▸ **Exercise brief**: Can you retype every record below exactly as written?

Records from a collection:
========================================

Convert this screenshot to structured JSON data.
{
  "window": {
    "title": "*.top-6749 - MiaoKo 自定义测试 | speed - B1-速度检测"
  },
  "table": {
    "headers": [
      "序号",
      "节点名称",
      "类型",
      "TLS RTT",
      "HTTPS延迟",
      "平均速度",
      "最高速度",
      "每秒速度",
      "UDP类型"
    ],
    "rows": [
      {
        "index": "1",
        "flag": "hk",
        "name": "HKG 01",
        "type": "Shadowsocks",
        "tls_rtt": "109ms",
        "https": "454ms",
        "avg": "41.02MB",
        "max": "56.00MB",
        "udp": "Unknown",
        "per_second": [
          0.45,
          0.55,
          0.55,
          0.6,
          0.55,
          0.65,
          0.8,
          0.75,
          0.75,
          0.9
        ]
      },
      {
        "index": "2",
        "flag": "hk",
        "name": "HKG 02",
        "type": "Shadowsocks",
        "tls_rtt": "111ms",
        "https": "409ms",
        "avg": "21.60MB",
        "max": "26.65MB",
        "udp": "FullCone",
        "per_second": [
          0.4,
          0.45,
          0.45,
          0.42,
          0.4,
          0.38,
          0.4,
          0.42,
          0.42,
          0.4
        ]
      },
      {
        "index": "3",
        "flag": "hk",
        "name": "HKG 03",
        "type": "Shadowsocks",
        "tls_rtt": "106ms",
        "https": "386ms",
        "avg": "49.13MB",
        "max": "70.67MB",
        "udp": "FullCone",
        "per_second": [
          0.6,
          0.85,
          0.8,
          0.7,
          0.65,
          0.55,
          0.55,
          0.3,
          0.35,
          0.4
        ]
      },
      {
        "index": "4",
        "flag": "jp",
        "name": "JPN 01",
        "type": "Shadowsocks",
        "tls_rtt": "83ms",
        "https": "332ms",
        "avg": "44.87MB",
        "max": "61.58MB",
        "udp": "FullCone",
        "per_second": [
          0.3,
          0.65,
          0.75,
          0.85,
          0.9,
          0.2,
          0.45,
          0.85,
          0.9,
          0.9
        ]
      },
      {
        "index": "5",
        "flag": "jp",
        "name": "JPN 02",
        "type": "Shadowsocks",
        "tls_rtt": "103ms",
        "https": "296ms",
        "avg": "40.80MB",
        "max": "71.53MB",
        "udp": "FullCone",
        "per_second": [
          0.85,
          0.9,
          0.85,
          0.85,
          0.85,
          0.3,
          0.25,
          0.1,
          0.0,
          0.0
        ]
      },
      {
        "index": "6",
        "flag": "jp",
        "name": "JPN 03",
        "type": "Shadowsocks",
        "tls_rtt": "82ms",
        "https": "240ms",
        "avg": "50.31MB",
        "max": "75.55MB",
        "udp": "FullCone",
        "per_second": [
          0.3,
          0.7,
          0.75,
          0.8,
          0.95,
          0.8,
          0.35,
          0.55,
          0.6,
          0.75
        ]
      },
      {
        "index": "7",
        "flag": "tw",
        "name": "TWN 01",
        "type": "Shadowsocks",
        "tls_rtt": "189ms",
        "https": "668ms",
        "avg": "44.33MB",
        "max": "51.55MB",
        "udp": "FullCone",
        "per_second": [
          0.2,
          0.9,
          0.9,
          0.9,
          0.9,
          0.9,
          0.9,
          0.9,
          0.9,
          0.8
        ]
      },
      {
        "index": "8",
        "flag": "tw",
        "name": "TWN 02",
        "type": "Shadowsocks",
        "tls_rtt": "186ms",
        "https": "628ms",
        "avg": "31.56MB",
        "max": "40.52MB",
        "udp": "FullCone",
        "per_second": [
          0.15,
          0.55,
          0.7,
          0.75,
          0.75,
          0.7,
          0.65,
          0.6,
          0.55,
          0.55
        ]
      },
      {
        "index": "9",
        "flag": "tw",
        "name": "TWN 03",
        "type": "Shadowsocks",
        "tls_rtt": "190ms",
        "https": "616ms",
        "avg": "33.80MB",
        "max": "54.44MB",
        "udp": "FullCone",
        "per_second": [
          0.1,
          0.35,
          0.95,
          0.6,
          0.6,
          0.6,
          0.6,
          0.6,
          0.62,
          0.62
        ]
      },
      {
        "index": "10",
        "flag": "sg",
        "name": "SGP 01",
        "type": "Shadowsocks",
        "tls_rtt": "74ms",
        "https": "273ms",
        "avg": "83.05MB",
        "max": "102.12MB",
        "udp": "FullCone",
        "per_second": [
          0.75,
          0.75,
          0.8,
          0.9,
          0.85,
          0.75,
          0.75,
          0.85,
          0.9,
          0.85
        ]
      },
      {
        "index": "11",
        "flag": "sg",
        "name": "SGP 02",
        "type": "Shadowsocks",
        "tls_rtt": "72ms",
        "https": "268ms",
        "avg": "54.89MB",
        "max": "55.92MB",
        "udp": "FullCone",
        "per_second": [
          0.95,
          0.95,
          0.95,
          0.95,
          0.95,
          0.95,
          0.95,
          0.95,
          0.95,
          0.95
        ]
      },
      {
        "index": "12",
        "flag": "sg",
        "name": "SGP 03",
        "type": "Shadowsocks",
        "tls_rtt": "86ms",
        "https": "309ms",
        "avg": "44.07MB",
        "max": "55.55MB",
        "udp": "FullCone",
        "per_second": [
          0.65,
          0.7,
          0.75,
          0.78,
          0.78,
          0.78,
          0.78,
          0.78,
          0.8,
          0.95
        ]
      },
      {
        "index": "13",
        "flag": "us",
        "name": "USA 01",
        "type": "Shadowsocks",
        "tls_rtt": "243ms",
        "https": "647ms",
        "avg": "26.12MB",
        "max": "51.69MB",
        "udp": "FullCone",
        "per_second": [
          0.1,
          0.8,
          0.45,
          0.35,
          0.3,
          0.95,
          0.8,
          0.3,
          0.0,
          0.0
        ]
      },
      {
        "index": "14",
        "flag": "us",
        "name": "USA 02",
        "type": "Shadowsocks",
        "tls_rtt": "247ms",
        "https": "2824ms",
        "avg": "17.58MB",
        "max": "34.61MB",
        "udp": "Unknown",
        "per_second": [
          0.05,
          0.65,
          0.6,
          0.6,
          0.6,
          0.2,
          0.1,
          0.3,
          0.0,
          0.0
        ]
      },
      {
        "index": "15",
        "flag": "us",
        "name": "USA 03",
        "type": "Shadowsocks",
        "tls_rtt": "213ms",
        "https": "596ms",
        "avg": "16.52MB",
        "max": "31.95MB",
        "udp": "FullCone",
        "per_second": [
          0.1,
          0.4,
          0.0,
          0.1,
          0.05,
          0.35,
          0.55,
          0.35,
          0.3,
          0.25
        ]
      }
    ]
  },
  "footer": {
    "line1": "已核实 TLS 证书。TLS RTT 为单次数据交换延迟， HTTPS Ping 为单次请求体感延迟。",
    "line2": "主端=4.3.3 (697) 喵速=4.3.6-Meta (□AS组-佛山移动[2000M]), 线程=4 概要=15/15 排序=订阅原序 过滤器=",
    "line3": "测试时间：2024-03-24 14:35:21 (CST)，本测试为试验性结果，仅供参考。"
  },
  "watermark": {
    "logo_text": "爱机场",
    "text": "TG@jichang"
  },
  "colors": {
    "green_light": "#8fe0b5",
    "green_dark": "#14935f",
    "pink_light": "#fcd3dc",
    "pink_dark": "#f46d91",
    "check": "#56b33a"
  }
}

========================================

▸ **Exercise output**:
Convert this screenshot to structured JSON data.
{
  "window": {
    "title": "*.top-6749 - MiaoKo 自定义测试 | speed - B1-速度检测"
  },
  "table": {
    "headers": [
      "序号",
      "节点名称",
      "类型",
      "TLS RTT",
      "HTTPS延迟",
      "平均速度",
      "最高速度",
      "每秒速度",
      "UDP类型"
    ],
    "rows": [
      {
        "index": "1",
        "flag": "hk",
        "name": "HKG 01",
        "type": "Shadowsocks",
        "tls_rtt": "109ms",
        "https": "454ms",
        "avg": "41.02MB",
        "max": "56.00MB",
        "udp": "Unknown",
        "per_second": [
          0.45,
          0.55,
          0.55,
          0.6,
          0.55,
          0.65,
          0.8,
          0.75,
          0.75,
          0.9
        ]
      },
      {
        "index": "2",
        "flag": "hk",
        "name": "HKG 02",
        "type": "Shadowsocks",
        "tls_rtt": "111ms",
        "https": "409ms",
        "avg": "21.60MB",
        "max": "26.65MB",
        "udp": "FullCone",
        "per_second": [
          0.4,
          0.45,
          0.45,
          0.42,
          0.4,
          0.38,
          0.4,
          0.42,
          0.42,
          0.4
        ]
      },
      {
        "index": "3",
        "flag": "hk",
        "name": "HKG 03",
        "type": "Shadowsocks",
        "tls_rtt": "106ms",
        "https": "386ms",
        "avg": "49.13MB",
        "max": "70.67MB",
        "udp": "FullCone",
        "per_second": [
          0.6,
          0.85,
          0.8,
          0.7,
          0.65,
          0.55,
          0.55,
          0.3,
          0.35,
          0.4
        ]
      },
      {
        "index": "4",
        "flag": "jp",
        "name": "JPN 01",
        "type": "Shadowsocks",
        "tls_rtt": "83ms",
        "https": "332ms",
        "avg": "44.87MB",
        "max": "61.58MB",
        "udp": "FullCone",
        "per_second": [
          0.3,
          0.65,
          0.75,
          0.85,
          0.9,
          0.2,
          0.45,
          0.85,
          0.9,
          0.9
        ]
      },
      {
        "index": "5",
        "flag": "jp",
        "name": "JPN 02",
        "type": "Shadowsocks",
        "tls_rtt": "103ms",
        "https": "296ms",
        "avg": "40.80MB",
        "max": "71.53MB",
        "udp": "FullCone",
        "per_second": [
          0.85,
          0.9,
          0.85,
          0.85,
          0.85,
          0.3,
          0.25,
          0.1,
          0.0,
          0.0
        ]
      },
      {
        "index": "6",
        "flag": "jp",
        "name": "JPN 03",
        "type": "Shadowsocks",
        "tls_rtt": "82ms",
        "https": "240ms",
        "avg": "50.31MB",
        "max": "75.55MB",
        "udp": "FullCone",
        "per_second": [
          0.3,
          0.7,
          0.75,
          0.8,
          0.95,
          0.8,
          0.35,
          0.55,
          0.6,
          0.75
        ]
      },
      {
        "index": "7",
        "flag": "tw",
        "name": "TWN 01",
        "type": "Shadowsocks",
        "tls_rtt": "189ms",
        "https": "668ms",
        "avg": "44.33MB",
        "max": "51.55MB",
        "udp": "FullCone",
        "per_second": [
          0.2,
          0.9,
          0.9,
          0.9,
          0.9,
          0.9,
          0.9,
          0.9,
          0.9,
          0.8
        ]
      },
      {
        "index": "8",
        "flag": "tw",
        "name": "TWN 02",
        "type": "Shadowsocks",
        "tls_rtt": "186ms",
        "https": "628ms",
        "avg": "31.56MB",
        "max": "40.52MB",
        "udp": "FullCone",
        "per_second": [
          0.15,
          0.55,
          0.7,
          0.75,
          0.75,
          0.7,
          0.65,
          0.6,
          0.55,
          0.55
        ]
      },
      {
        "index": "9",
        "flag": "tw",
        "name": "TWN 03",
        "type": "Shadowsocks",
        "tls_rtt": "190ms",
        "https": "616ms",
        "avg": "33.80MB",
        "max": "54.44MB",
        "udp": "FullCone",
        "per_second": [
          0.1,
          0.35,
          0.95,
          0.6,
          0.6,
          0.6,
          0.6,
          0.6,
          0.62,
          0.62
        ]
      },
      {
        "index": "10",
        "flag": "sg",
        "name": "SGP 01",
        "type": "Shadowsocks",
        "tls_rtt": "74ms",
        "https": "273ms",
        "avg": "83.05MB",
        "max": "102.12MB",
        "udp": "FullCone",
        "per_second": [
          0.75,
          0.75,
          0.8,
          0.9,
          0.85,
          0.75,
          0.75,
          0.85,
          0.9,
          0.85
        ]
      },
      {
        "index": "11",
        "flag": "sg",
        "name": "SGP 02",
        "type": "Shadowsocks",
        "tls_rtt": "72ms",
        "https": "268ms",
        "avg": "54.89MB",
        "max": "55.92MB",
        "udp": "FullCone",
        "per_second": [
          0.95,
          0.95,
          0.95,
          0.95,
          0.95,
          0.95,
          0.95,
          0.95,
          0.95,
          0.95
        ]
      },
      {
        "index": "12",
        "flag": "sg",
        "name": "SGP 03",
        "type": "Shadowsocks",
        "tls_rtt": "86ms",
        "https": "309ms",
        "avg": "44.07MB",
        "max": "55.55MB",
        "udp": "FullCone",
        "per_second": [
          0.65,
          0.7,
          0.75,
          0.78,
          0.78,
          0.78,
          0.78,
          0.78,
          0.8,
          0.95
        ]
      },
      {
        "index": "13",
        "flag": "us",
        "name": "USA 01",
        "type": "Shadowsocks",
        "tls_rtt": "243ms",
        "https": "647ms",
        "avg": "26.12MB",
        "max": "51.69MB",
        "udp": "FullCone",
        "per_second": [
          0.1,
          0.8,
          0.45,
          0.35,
          0.3,
          0.95,
          0.8,
          0.3,
          0.0,
          0.0
        ]
      },
      {
        "index": "14",
        "flag": "us",
        "name": "USA 02",
        "type": "Shadowsocks",
        "tls_rtt": "247ms",
        "https": "2824ms",
        "avg": "17.58MB",
        "max": "34.61MB",
        "udp": "Unknown",
        "per_second": [
          0.05,
          0.65,
          0.6,
          0.6,
          0.6,
          0.2,
          0.1,
          0.3,
          0.0,
          0.0
        ]
      },
      {
        "index": "15",
        "flag": "us",
        "name": "USA 03",
        "type": "Shadowsocks",
        "tls_rtt": "213ms",
        "https": "596ms",
        "avg": "16.52MB",
        "max": "31.95MB",
        "udp": "FullCone",
        "per_second": [
          0.1,
          0.4,
          0.0,
          0.1,
          0.05,
          0.35,
          0.55,
          0.35,
          0.3,
          0.25
        ]
      }
    ]
  },
  "footer": {
    "line1": "已核实 TLS 证书。TLS RTT 为单次数据交换延迟， HTTPS Ping 为单次请求体感延迟。",
    "line2": "主端=4.3.3 (697) 喵速=4.3.6-Meta (□AS组-佛山移动[2000M]), 线程=4 概要=15/15 排序=订阅原序 过滤器=",
    "line3": "测试时间：2024-03-24 14:35:21 (CST)，本测试为试验性结果，仅供参考。"
  },
  "watermark": {
    "logo_text": "爱机场",
    "text": "TG@jichang"
  },
  "colors": {
    "green_light": "#8fe0b5",
    "green_dark": "#14935f",
    "pink_light": "#fcd3dc",
    "pink_dark": "#f46d91",
    "check": "#56b33a"
  }
}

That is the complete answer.